> AIM OF THE EXERCISE
Compute how many lines in the data below contain "duration"; answer only with that number.

> DATA FOR THIS TASK
=== Section Start ===
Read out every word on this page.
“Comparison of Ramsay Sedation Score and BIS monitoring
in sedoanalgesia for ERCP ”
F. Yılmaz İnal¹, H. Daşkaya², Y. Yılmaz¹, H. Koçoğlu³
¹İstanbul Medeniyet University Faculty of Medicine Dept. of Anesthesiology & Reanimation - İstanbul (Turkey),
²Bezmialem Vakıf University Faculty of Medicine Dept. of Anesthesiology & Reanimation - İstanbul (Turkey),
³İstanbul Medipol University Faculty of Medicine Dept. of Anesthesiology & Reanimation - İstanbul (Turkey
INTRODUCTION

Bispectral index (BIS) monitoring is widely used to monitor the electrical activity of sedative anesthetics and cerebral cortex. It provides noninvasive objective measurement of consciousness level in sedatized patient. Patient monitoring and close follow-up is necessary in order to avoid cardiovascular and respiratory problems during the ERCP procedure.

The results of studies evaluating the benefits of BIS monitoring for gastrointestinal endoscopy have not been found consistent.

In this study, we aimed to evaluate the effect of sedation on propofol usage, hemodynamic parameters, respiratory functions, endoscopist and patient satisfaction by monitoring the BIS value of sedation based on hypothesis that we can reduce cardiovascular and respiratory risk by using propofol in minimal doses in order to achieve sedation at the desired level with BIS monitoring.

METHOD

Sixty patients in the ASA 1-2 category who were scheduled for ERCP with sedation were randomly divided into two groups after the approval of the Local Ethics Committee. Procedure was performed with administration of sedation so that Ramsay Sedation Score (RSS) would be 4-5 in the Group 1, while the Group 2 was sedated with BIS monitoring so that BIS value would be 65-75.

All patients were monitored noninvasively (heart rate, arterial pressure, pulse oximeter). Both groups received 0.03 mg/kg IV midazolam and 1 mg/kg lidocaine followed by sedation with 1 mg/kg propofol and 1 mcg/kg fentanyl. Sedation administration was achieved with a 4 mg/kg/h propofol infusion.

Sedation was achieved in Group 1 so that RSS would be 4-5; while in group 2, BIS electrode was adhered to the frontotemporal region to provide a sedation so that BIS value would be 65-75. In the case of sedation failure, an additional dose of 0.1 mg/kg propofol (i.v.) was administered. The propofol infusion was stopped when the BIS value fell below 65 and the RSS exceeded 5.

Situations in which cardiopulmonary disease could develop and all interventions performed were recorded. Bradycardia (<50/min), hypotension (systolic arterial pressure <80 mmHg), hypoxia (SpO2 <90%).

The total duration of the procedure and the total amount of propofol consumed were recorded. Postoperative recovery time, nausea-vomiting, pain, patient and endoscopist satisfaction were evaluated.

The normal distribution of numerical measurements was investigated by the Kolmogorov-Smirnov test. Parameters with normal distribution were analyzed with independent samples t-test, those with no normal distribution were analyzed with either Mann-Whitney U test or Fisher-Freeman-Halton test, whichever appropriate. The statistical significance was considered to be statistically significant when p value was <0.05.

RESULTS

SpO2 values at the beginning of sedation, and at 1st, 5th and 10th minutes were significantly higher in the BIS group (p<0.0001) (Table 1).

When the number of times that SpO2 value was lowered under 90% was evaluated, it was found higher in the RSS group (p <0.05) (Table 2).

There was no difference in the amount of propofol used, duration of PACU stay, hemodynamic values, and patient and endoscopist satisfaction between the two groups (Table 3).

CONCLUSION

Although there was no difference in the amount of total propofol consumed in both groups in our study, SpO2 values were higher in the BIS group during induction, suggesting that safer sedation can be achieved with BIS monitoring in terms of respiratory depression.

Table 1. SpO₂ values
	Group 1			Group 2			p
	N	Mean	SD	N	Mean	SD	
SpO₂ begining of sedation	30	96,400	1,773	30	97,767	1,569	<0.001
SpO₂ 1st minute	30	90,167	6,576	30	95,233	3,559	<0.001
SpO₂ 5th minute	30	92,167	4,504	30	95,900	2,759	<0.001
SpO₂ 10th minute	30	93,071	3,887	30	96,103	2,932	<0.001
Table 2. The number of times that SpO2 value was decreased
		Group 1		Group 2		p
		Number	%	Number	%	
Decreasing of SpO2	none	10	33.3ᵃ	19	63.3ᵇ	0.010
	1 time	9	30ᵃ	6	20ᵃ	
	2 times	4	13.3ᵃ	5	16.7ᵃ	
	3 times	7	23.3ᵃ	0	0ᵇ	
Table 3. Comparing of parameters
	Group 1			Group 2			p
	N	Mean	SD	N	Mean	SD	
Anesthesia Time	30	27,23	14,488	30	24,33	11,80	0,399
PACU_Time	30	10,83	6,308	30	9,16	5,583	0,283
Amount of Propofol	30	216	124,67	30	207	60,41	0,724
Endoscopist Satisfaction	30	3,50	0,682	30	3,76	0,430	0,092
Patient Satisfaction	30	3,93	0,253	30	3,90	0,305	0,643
=== Section End ===
=== Section Start ===
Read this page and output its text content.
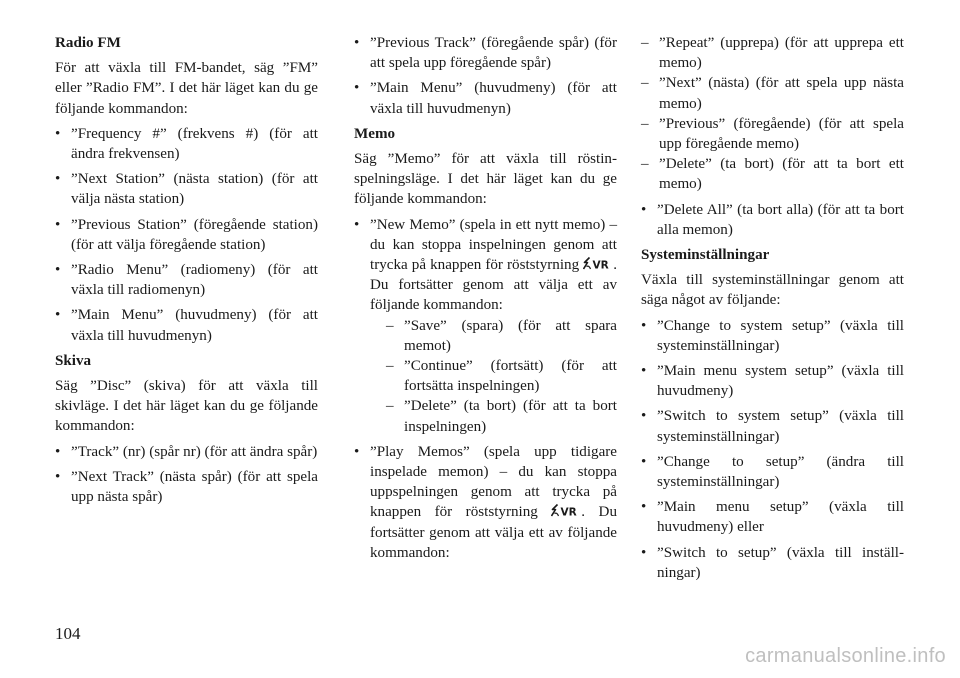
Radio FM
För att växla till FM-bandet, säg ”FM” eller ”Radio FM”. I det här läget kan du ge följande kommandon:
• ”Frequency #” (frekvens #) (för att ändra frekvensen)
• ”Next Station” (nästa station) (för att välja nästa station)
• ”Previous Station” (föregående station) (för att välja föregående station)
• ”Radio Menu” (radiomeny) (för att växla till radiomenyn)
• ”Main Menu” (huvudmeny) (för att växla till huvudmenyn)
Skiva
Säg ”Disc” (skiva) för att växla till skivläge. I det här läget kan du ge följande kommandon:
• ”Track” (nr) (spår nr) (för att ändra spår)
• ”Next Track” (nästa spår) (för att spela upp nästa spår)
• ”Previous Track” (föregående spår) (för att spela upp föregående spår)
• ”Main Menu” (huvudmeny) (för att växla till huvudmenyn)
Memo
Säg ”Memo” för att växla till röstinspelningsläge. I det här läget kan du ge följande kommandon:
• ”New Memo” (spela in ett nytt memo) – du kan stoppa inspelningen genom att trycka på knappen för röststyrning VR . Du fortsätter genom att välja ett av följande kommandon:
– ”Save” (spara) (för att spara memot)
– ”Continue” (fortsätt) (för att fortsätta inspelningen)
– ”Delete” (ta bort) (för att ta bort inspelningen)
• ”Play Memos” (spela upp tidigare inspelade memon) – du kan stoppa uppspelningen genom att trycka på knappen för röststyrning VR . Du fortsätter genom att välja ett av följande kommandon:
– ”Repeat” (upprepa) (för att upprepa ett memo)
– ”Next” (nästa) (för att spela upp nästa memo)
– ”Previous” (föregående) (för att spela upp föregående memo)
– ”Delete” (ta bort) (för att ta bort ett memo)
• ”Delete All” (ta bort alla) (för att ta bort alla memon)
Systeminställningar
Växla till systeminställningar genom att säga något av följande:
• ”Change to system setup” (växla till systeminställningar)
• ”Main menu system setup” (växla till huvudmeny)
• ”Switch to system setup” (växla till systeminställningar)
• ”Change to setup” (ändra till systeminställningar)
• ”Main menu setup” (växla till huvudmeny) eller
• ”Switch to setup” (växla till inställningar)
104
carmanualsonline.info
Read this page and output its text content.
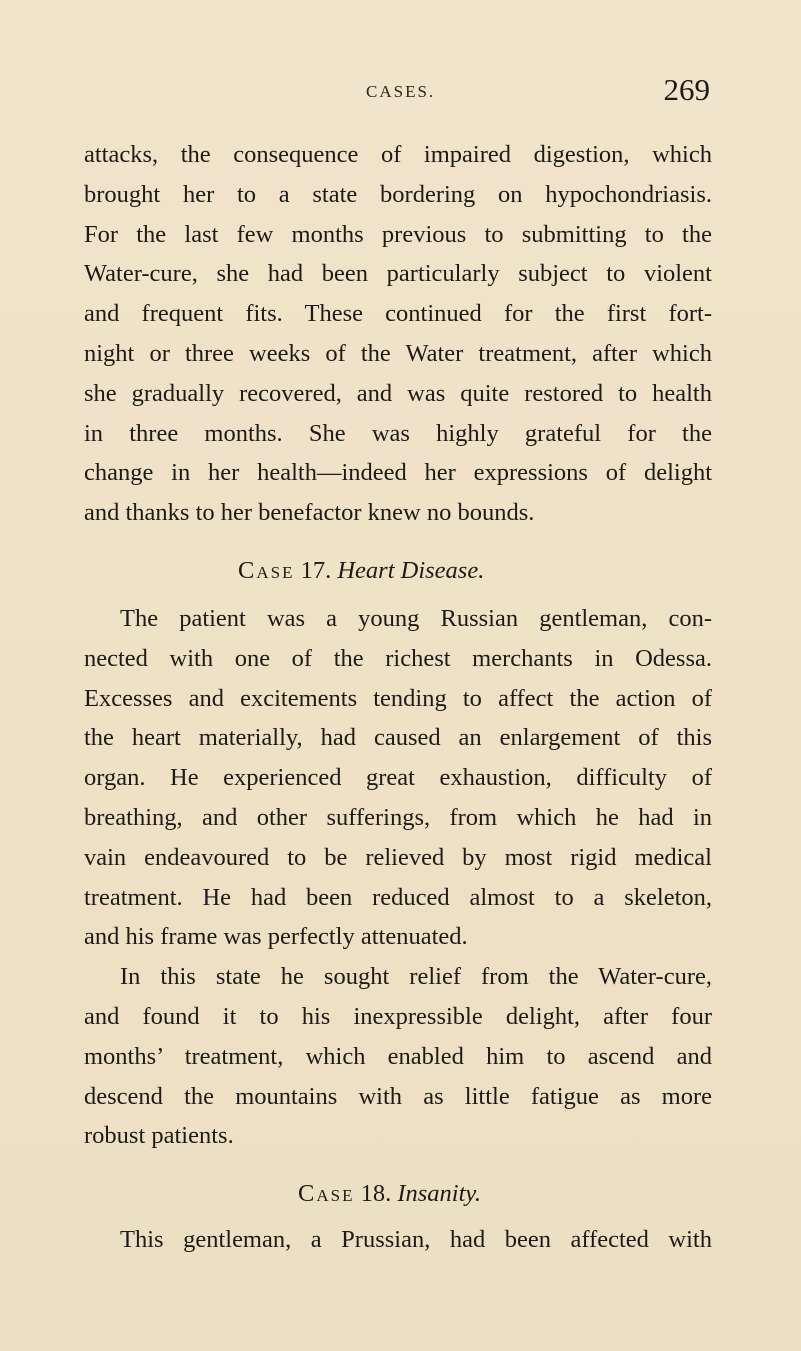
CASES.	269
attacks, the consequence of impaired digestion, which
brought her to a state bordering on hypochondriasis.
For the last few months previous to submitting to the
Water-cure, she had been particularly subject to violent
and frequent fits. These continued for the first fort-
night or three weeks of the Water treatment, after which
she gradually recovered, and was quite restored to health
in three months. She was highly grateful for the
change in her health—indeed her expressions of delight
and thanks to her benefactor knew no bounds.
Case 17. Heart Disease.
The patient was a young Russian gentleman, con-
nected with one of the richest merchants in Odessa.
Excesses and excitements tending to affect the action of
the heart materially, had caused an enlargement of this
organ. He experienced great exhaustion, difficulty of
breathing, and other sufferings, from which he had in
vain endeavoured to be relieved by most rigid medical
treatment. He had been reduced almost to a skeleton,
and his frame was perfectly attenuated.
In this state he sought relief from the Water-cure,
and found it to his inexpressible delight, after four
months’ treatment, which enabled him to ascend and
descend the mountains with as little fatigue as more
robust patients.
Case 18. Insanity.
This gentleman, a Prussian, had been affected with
=== Section End ===
=== Section Start ===
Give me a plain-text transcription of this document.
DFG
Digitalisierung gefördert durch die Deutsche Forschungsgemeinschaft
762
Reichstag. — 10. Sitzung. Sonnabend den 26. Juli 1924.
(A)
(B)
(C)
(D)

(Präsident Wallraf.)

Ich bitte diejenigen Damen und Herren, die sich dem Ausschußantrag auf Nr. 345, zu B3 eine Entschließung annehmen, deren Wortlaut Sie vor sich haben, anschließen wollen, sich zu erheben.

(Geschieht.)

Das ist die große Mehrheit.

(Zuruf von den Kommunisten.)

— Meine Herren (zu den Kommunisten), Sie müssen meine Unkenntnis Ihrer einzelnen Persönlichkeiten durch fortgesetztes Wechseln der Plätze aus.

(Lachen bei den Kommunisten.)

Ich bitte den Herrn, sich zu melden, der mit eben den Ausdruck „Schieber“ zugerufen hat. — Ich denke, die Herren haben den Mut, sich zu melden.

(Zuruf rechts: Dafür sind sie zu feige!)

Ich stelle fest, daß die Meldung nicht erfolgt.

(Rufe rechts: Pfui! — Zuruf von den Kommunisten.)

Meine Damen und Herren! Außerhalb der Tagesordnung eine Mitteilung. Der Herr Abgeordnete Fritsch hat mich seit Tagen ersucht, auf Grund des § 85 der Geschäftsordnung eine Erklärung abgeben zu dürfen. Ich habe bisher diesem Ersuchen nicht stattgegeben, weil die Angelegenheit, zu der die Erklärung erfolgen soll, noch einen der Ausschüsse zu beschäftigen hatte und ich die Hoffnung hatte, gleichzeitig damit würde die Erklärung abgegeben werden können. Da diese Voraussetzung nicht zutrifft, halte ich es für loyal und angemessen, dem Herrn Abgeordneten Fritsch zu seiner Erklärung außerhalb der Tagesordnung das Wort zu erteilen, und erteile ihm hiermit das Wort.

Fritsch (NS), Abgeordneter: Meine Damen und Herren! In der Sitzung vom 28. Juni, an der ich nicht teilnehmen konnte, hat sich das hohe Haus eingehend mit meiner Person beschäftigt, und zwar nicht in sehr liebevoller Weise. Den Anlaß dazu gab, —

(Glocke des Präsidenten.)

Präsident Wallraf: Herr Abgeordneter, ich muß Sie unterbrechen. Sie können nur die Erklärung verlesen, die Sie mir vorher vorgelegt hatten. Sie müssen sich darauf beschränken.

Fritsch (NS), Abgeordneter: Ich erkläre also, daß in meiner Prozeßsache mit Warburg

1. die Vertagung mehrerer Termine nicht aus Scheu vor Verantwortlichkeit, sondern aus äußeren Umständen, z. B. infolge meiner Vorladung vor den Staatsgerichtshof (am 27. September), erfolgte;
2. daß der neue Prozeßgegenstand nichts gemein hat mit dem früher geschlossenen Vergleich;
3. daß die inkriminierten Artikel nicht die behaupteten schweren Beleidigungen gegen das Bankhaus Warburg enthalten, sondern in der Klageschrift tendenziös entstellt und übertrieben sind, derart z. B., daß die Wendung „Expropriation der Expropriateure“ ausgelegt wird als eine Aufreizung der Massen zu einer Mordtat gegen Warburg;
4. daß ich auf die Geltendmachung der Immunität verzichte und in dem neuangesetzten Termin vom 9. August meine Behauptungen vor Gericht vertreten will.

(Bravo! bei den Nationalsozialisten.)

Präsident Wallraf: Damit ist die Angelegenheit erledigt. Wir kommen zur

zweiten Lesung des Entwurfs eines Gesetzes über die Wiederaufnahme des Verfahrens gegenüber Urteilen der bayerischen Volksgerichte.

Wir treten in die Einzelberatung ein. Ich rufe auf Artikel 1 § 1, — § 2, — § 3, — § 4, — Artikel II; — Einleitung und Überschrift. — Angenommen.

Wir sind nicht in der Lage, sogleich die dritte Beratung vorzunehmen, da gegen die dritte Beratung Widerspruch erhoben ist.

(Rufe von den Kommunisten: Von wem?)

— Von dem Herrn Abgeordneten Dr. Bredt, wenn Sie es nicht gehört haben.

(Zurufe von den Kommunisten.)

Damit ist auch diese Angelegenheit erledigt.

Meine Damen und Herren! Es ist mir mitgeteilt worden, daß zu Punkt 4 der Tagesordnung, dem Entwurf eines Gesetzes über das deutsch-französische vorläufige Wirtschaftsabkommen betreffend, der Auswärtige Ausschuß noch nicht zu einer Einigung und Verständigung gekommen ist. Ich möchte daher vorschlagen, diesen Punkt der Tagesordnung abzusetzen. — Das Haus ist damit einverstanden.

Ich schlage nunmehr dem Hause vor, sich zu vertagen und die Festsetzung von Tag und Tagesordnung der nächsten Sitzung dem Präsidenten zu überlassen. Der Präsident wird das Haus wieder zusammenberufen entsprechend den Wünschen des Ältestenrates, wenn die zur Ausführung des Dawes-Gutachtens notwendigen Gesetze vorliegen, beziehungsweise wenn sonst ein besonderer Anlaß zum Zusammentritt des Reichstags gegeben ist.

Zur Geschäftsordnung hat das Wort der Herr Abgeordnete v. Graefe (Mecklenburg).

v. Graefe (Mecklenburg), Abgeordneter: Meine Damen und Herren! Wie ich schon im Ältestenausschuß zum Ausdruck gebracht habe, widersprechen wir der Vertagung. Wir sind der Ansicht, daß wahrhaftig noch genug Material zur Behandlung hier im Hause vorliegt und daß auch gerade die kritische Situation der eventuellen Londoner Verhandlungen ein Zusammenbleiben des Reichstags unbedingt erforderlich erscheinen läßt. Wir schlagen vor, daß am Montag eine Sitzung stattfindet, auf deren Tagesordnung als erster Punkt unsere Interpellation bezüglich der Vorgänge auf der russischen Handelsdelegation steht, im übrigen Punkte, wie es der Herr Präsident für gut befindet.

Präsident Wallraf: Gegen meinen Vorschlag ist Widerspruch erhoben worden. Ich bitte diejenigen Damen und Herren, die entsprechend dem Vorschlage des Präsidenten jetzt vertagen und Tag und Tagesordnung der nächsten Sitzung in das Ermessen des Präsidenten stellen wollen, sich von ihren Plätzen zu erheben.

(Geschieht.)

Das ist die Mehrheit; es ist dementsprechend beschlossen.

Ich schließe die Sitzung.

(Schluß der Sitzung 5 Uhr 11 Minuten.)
=== Section End ===
> EXERCISE RESULT
2